# [Exercise task]
Without altering anything, repeat each of the records.

# [Record list]
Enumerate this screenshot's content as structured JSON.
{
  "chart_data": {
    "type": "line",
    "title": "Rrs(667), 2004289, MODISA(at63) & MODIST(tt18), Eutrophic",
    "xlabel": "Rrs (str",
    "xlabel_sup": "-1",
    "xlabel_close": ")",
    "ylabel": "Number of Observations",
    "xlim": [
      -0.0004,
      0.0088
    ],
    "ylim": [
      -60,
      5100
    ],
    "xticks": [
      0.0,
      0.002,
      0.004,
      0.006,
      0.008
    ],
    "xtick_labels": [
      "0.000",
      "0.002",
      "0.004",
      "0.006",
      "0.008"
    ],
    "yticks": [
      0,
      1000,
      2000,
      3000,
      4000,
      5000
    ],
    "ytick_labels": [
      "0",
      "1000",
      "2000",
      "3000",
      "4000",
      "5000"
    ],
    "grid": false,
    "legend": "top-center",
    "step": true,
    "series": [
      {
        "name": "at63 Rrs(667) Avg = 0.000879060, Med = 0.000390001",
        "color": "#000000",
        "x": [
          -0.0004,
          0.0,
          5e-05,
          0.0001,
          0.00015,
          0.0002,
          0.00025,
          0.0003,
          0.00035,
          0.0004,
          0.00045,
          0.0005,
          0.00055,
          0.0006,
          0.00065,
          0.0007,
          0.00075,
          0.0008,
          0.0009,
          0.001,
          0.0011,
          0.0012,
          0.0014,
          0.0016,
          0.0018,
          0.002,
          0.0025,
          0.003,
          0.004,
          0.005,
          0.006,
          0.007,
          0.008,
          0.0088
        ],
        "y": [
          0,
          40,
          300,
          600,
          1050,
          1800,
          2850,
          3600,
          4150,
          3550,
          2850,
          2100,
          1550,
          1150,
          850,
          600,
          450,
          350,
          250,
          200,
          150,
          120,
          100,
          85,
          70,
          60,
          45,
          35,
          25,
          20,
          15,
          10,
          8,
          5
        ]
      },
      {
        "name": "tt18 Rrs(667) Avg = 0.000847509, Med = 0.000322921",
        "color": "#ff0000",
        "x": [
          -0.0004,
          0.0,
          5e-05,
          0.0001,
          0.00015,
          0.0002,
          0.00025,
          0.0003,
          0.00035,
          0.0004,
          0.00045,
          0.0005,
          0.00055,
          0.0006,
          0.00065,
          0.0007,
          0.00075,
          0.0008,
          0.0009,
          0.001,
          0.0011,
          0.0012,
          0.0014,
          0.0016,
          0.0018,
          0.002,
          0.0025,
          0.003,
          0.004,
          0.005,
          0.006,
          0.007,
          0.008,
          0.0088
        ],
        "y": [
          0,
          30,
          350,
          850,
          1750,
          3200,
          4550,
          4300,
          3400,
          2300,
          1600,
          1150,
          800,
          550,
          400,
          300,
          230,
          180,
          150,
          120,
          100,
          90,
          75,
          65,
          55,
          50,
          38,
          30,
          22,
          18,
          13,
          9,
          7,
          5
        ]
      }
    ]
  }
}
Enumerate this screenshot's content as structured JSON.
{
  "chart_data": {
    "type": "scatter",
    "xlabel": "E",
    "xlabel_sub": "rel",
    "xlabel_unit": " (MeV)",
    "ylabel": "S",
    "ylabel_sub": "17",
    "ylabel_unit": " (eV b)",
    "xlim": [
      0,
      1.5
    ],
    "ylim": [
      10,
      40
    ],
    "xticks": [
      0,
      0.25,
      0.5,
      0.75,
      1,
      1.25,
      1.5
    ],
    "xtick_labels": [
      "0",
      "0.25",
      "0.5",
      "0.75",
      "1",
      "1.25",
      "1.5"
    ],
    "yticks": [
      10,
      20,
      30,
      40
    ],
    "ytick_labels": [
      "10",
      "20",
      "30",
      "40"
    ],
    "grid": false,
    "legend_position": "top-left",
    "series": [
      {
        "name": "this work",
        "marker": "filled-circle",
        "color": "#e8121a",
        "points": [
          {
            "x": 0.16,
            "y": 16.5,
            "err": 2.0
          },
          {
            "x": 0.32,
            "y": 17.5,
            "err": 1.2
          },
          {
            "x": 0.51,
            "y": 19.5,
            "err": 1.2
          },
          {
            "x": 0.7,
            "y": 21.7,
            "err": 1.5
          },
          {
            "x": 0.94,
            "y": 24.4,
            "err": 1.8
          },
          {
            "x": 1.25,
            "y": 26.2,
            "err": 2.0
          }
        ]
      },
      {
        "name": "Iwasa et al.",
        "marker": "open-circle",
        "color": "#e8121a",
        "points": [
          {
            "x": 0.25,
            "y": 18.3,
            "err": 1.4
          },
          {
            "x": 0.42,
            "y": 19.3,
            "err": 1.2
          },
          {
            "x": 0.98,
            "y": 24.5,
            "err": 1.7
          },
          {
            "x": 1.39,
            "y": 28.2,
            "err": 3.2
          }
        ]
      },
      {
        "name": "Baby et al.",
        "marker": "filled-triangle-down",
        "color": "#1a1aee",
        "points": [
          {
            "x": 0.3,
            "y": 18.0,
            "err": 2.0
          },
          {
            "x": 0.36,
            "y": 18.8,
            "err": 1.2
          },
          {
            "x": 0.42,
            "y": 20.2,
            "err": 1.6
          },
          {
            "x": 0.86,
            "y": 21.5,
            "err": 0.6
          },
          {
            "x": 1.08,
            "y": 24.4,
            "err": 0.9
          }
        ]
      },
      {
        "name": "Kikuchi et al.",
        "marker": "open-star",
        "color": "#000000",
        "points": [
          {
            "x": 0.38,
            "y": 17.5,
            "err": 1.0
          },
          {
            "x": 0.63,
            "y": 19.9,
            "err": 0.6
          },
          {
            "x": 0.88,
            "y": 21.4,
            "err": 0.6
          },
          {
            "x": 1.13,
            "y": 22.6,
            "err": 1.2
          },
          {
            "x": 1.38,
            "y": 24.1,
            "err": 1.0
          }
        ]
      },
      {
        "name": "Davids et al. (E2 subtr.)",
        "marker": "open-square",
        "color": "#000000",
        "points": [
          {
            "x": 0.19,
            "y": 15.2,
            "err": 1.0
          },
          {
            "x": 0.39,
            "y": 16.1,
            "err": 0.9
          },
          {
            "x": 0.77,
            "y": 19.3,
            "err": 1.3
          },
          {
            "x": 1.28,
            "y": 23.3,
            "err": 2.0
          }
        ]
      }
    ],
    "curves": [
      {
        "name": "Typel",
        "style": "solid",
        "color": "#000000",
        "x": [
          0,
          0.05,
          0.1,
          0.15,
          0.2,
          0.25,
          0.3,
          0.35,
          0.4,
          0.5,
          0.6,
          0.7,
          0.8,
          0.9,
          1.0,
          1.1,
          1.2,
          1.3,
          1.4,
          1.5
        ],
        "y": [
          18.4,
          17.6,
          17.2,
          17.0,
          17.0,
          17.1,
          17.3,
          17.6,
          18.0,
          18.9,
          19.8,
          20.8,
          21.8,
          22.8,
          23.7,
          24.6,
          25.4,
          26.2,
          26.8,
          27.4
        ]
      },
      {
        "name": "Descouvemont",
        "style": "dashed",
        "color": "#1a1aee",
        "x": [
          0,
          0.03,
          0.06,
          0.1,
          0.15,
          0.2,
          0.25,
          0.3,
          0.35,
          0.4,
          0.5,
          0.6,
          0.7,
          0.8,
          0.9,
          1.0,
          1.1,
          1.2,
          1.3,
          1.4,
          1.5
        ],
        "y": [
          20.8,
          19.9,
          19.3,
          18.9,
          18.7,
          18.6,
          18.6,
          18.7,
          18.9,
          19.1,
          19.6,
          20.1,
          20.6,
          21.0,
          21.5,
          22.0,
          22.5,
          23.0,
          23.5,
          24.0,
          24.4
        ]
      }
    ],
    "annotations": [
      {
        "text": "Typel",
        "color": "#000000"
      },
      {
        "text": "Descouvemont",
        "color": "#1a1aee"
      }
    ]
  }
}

# [Finished task]
Enumerate this screenshot's content as structured JSON.
{
  "chart_data": {
    "type": "line",
    "title": "Rrs(667), 2004289, MODISA(at63) & MODIST(tt18), Eutrophic",
    "xlabel": "Rrs (str",
    "xlabel_sup": "-1",
    "xlabel_close": ")",
    "ylabel": "Number of Observations",
    "xlim": [
      -0.0004,
      0.0088
    ],
    "ylim": [
      -60,
      5100
    ],
    "xticks": [
      0.0,
      0.002,
      0.004,
      0.006,
      0.008
    ],
    "xtick_labels": [
      "0.000",
      "0.002",
      "0.004",
      "0.006",
      "0.008"
    ],
    "yticks": [
      0,
      1000,
      2000,
      3000,
      4000,
      5000
    ],
    "ytick_labels": [
      "0",
      "1000",
      "2000",
      "3000",
      "4000",
      "5000"
    ],
    "grid": false,
    "legend": "top-center",
    "step": true,
    "series": [
      {
        "name": "at63 Rrs(667) Avg = 0.000879060, Med = 0.000390001",
        "color": "#000000",
        "x": [
          -0.0004,
          0.0,
          5e-05,
          0.0001,
          0.00015,
          0.0002,
          0.00025,
          0.0003,
          0.00035,
          0.0004,
          0.00045,
          0.0005,
          0.00055,
          0.0006,
          0.00065,
          0.0007,
          0.00075,
          0.0008,
          0.0009,
          0.001,
          0.0011,
          0.0012,
          0.0014,
          0.0016,
          0.0018,
          0.002,
          0.0025,
          0.003,
          0.004,
          0.005,
          0.006,
          0.007,
          0.008,
          0.0088
        ],
        "y": [
          0,
          40,
          300,
          600,
          1050,
          1800,
          2850,
          3600,
          4150,
          3550,
          2850,
          2100,
          1550,
          1150,
          850,
          600,
          450,
          350,
          250,
          200,
          150,
          120,
          100,
          85,
          70,
          60,
          45,
          35,
          25,
          20,
          15,
          10,
          8,
          5
        ]
      },
      {
        "name": "tt18 Rrs(667) Avg = 0.000847509, Med = 0.000322921",
        "color": "#ff0000",
        "x": [
          -0.0004,
          0.0,
          5e-05,
          0.0001,
          0.00015,
          0.0002,
          0.00025,
          0.0003,
          0.00035,
          0.0004,
          0.00045,
          0.0005,
          0.00055,
          0.0006,
          0.00065,
          0.0007,
          0.00075,
          0.0008,
          0.0009,
          0.001,
          0.0011,
          0.0012,
          0.0014,
          0.0016,
          0.0018,
          0.002,
          0.0025,
          0.003,
          0.004,
          0.005,
          0.006,
          0.007,
          0.008,
          0.0088
        ],
        "y": [
          0,
          30,
          350,
          850,
          1750,
          3200,
          4550,
          4300,
          3400,
          2300,
          1600,
          1150,
          800,
          550,
          400,
          300,
          230,
          180,
          150,
          120,
          100,
          90,
          75,
          65,
          55,
          50,
          38,
          30,
          22,
          18,
          13,
          9,
          7,
          5
        ]
      }
    ]
  }
}
Enumerate this screenshot's content as structured JSON.
{
  "chart_data": {
    "type": "scatter",
    "xlabel": "E",
    "xlabel_sub": "rel",
    "xlabel_unit": " (MeV)",
    "ylabel": "S",
    "ylabel_sub": "17",
    "ylabel_unit": " (eV b)",
    "xlim": [
      0,
      1.5
    ],
    "ylim": [
      10,
      40
    ],
    "xticks": [
      0,
      0.25,
      0.5,
      0.75,
      1,
      1.25,
      1.5
    ],
    "xtick_labels": [
      "0",
      "0.25",
      "0.5",
      "0.75",
      "1",
      "1.25",
      "1.5"
    ],
    "yticks": [
      10,
      20,
      30,
      40
    ],
    "ytick_labels": [
      "10",
      "20",
      "30",
      "40"
    ],
    "grid": false,
    "legend_position": "top-left",
    "series": [
      {
        "name": "this work",
        "marker": "filled-circle",
        "color": "#e8121a",
        "points": [
          {
            "x": 0.16,
            "y": 16.5,
            "err": 2.0
          },
          {
            "x": 0.32,
            "y": 17.5,
            "err": 1.2
          },
          {
            "x": 0.51,
            "y": 19.5,
            "err": 1.2
          },
          {
            "x": 0.7,
            "y": 21.7,
            "err": 1.5
          },
          {
            "x": 0.94,
            "y": 24.4,
            "err": 1.8
          },
          {
            "x": 1.25,
            "y": 26.2,
            "err": 2.0
          }
        ]
      },
      {
        "name": "Iwasa et al.",
        "marker": "open-circle",
        "color": "#e8121a",
        "points": [
          {
            "x": 0.25,
            "y": 18.3,
            "err": 1.4
          },
          {
            "x": 0.42,
            "y": 19.3,
            "err": 1.2
          },
          {
            "x": 0.98,
            "y": 24.5,
            "err": 1.7
          },
          {
            "x": 1.39,
            "y": 28.2,
            "err": 3.2
          }
        ]
      },
      {
        "name": "Baby et al.",
        "marker": "filled-triangle-down",
        "color": "#1a1aee",
        "points": [
          {
            "x": 0.3,
            "y": 18.0,
            "err": 2.0
          },
          {
            "x": 0.36,
            "y": 18.8,
            "err": 1.2
          },
          {
            "x": 0.42,
            "y": 20.2,
            "err": 1.6
          },
          {
            "x": 0.86,
            "y": 21.5,
            "err": 0.6
          },
          {
            "x": 1.08,
            "y": 24.4,
            "err": 0.9
          }
        ]
      },
      {
        "name": "Kikuchi et al.",
        "marker": "open-star",
        "color": "#000000",
        "points": [
          {
            "x": 0.38,
            "y": 17.5,
            "err": 1.0
          },
          {
            "x": 0.63,
            "y": 19.9,
            "err": 0.6
          },
          {
            "x": 0.88,
            "y": 21.4,
            "err": 0.6
          },
          {
            "x": 1.13,
            "y": 22.6,
            "err": 1.2
          },
          {
            "x": 1.38,
            "y": 24.1,
            "err": 1.0
          }
        ]
      },
      {
        "name": "Davids et al. (E2 subtr.)",
        "marker": "open-square",
        "color": "#000000",
        "points": [
          {
            "x": 0.19,
            "y": 15.2,
            "err": 1.0
          },
          {
            "x": 0.39,
            "y": 16.1,
            "err": 0.9
          },
          {
            "x": 0.77,
            "y": 19.3,
            "err": 1.3
          },
          {
            "x": 1.28,
            "y": 23.3,
            "err": 2.0
          }
        ]
      }
    ],
    "curves": [
      {
        "name": "Typel",
        "style": "solid",
        "color": "#000000",
        "x": [
          0,
          0.05,
          0.1,
          0.15,
          0.2,
          0.25,
          0.3,
          0.35,
          0.4,
          0.5,
          0.6,
          0.7,
          0.8,
          0.9,
          1.0,
          1.1,
          1.2,
          1.3,
          1.4,
          1.5
        ],
        "y": [
          18.4,
          17.6,
          17.2,
          17.0,
          17.0,
          17.1,
          17.3,
          17.6,
          18.0,
          18.9,
          19.8,
          20.8,
          21.8,
          22.8,
          23.7,
          24.6,
          25.4,
          26.2,
          26.8,
          27.4
        ]
      },
      {
        "name": "Descouvemont",
        "style": "dashed",
        "color": "#1a1aee",
        "x": [
          0,
          0.03,
          0.06,
          0.1,
          0.15,
          0.2,
          0.25,
          0.3,
          0.35,
          0.4,
          0.5,
          0.6,
          0.7,
          0.8,
          0.9,
          1.0,
          1.1,
          1.2,
          1.3,
          1.4,
          1.5
        ],
        "y": [
          20.8,
          19.9,
          19.3,
          18.9,
          18.7,
          18.6,
          18.6,
          18.7,
          18.9,
          19.1,
          19.6,
          20.1,
          20.6,
          21.0,
          21.5,
          22.0,
          22.5,
          23.0,
          23.5,
          24.0,
          24.4
        ]
      }
    ],
    "annotations": [
      {
        "text": "Typel",
        "color": "#000000"
      },
      {
        "text": "Descouvemont",
        "color": "#1a1aee"
      }
    ]
  }
}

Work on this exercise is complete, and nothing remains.